▶ _Short task_: Gather every line that includes the word "screenshot", please.

▶ _Data section_:
-------

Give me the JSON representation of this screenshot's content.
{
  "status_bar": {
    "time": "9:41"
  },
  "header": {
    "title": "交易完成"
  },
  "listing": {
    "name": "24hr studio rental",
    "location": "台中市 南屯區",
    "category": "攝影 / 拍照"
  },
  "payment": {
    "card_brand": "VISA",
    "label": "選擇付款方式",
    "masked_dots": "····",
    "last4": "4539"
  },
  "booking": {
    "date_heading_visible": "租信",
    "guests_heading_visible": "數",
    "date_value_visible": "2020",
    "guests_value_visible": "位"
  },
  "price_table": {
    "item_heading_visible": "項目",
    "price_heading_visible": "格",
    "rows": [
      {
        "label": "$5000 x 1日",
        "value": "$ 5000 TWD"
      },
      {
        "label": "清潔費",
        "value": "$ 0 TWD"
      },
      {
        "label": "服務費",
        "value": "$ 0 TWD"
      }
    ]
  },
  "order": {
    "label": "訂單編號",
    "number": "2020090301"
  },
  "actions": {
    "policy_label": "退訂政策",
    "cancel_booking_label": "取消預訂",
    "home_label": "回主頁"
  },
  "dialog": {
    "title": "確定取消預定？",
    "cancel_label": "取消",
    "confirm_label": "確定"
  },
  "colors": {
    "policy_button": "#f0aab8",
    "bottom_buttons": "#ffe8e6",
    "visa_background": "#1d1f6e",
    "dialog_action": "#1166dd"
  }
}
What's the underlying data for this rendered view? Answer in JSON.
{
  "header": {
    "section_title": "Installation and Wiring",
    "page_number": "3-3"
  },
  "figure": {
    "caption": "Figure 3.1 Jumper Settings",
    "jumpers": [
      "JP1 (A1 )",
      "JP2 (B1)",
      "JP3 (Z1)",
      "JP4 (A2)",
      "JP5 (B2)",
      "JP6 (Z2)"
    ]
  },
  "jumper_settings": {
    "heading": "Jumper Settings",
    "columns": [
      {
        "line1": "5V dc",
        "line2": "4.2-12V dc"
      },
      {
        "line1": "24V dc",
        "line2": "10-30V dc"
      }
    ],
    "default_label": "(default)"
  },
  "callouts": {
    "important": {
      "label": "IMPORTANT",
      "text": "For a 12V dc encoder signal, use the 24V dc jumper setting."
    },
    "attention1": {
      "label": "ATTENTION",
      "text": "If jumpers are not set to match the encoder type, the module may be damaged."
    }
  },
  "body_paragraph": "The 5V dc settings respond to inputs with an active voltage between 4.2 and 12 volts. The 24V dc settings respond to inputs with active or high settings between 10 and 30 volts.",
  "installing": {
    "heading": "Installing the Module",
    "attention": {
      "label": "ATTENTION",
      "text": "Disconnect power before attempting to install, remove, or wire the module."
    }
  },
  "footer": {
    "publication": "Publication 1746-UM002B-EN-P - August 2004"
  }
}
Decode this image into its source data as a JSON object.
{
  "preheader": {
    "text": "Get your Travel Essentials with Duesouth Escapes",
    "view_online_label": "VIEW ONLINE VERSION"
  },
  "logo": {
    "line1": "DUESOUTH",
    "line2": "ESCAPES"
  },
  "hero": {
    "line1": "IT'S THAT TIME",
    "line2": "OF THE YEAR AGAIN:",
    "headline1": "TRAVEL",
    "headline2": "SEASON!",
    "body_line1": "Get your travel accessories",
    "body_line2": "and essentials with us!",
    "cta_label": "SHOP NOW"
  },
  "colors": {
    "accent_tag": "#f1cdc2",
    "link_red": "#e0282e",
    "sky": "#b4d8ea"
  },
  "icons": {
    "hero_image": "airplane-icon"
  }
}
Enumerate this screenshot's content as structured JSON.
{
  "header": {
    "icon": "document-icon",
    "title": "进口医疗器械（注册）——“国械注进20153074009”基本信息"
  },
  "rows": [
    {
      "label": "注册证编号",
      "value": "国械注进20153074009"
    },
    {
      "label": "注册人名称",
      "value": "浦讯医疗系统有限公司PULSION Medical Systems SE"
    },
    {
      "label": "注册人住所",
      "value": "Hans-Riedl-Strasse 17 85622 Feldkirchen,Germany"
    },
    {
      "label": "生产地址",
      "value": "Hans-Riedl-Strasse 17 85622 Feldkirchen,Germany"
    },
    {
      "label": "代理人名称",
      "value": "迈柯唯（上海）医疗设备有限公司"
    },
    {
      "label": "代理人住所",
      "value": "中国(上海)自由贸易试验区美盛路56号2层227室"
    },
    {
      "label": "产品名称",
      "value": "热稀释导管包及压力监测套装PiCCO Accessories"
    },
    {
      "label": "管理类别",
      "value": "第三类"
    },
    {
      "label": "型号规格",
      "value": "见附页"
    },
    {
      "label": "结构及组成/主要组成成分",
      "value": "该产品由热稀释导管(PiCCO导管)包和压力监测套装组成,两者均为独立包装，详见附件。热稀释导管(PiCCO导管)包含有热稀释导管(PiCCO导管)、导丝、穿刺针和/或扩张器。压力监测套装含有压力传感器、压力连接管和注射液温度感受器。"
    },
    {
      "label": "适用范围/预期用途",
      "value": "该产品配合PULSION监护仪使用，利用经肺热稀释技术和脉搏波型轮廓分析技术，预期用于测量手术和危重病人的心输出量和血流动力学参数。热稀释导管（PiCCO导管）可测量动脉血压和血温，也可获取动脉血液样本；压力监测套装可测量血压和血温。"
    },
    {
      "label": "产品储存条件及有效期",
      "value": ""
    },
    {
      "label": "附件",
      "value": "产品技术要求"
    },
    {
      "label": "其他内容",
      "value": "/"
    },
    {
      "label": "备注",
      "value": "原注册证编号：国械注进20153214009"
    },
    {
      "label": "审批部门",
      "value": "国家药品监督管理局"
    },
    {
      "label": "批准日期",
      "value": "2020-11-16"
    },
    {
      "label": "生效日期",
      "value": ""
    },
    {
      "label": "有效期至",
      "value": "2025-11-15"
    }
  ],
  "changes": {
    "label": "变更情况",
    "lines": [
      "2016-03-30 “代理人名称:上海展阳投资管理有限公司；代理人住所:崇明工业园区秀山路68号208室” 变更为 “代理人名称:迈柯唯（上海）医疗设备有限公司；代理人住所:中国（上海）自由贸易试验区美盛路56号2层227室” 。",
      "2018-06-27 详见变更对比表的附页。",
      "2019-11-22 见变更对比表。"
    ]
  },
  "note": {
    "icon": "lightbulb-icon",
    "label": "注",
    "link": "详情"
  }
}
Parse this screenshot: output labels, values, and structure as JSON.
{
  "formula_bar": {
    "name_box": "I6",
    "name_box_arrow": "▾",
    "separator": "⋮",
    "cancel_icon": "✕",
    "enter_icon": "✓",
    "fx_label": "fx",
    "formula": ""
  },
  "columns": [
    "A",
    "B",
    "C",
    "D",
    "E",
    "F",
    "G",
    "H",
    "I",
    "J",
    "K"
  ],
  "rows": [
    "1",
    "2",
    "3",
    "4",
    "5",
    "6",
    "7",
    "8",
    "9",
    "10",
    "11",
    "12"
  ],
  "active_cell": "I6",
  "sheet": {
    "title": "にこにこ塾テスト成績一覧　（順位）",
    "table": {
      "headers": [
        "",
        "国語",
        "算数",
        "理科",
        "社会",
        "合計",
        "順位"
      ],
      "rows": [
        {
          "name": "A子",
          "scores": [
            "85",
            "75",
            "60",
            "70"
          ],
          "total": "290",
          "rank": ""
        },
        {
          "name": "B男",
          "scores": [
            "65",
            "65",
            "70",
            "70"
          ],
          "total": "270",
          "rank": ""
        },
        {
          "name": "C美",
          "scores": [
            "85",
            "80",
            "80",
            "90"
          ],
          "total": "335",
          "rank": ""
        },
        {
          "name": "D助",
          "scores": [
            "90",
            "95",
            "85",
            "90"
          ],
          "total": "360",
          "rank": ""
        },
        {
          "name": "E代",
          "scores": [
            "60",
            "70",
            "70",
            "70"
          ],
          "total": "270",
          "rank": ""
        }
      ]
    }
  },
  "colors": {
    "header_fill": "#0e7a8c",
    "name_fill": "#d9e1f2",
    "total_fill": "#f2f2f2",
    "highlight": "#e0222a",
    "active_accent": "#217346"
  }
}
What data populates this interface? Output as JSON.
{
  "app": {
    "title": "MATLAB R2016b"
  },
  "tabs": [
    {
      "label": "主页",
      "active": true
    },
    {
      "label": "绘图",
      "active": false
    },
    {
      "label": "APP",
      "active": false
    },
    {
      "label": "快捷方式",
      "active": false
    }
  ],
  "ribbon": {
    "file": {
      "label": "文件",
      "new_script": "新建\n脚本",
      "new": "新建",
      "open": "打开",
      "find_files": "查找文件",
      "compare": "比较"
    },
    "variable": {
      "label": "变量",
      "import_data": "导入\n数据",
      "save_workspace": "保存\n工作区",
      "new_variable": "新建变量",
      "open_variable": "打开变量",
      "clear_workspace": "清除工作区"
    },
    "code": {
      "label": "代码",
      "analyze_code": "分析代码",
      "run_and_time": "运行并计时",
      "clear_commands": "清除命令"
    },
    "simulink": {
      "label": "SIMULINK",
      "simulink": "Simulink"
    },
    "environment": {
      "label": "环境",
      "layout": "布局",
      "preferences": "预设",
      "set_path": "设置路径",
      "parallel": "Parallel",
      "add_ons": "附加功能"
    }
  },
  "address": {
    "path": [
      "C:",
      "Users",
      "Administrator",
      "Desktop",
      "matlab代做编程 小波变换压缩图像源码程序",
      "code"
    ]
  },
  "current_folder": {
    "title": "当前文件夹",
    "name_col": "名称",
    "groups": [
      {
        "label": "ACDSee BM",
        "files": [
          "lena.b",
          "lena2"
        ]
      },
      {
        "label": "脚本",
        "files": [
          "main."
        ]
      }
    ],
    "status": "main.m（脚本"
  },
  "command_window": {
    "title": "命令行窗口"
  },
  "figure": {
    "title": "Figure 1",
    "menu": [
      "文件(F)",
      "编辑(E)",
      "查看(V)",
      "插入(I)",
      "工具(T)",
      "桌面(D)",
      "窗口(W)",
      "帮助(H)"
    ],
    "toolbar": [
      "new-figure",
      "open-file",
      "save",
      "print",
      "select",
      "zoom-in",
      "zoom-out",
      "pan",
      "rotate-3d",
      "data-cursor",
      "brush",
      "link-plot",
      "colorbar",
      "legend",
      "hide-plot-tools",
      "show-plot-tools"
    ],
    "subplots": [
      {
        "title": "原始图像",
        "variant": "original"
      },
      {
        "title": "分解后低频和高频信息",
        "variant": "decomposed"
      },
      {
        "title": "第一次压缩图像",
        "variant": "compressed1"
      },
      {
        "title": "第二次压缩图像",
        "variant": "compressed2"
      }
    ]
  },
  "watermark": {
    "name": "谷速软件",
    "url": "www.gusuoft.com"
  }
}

-------

▶ _Response to the task_:
Give me the JSON representation of this screenshot's content.
Enumerate this screenshot's content as structured JSON.
Parse this screenshot: output labels, values, and structure as JSON.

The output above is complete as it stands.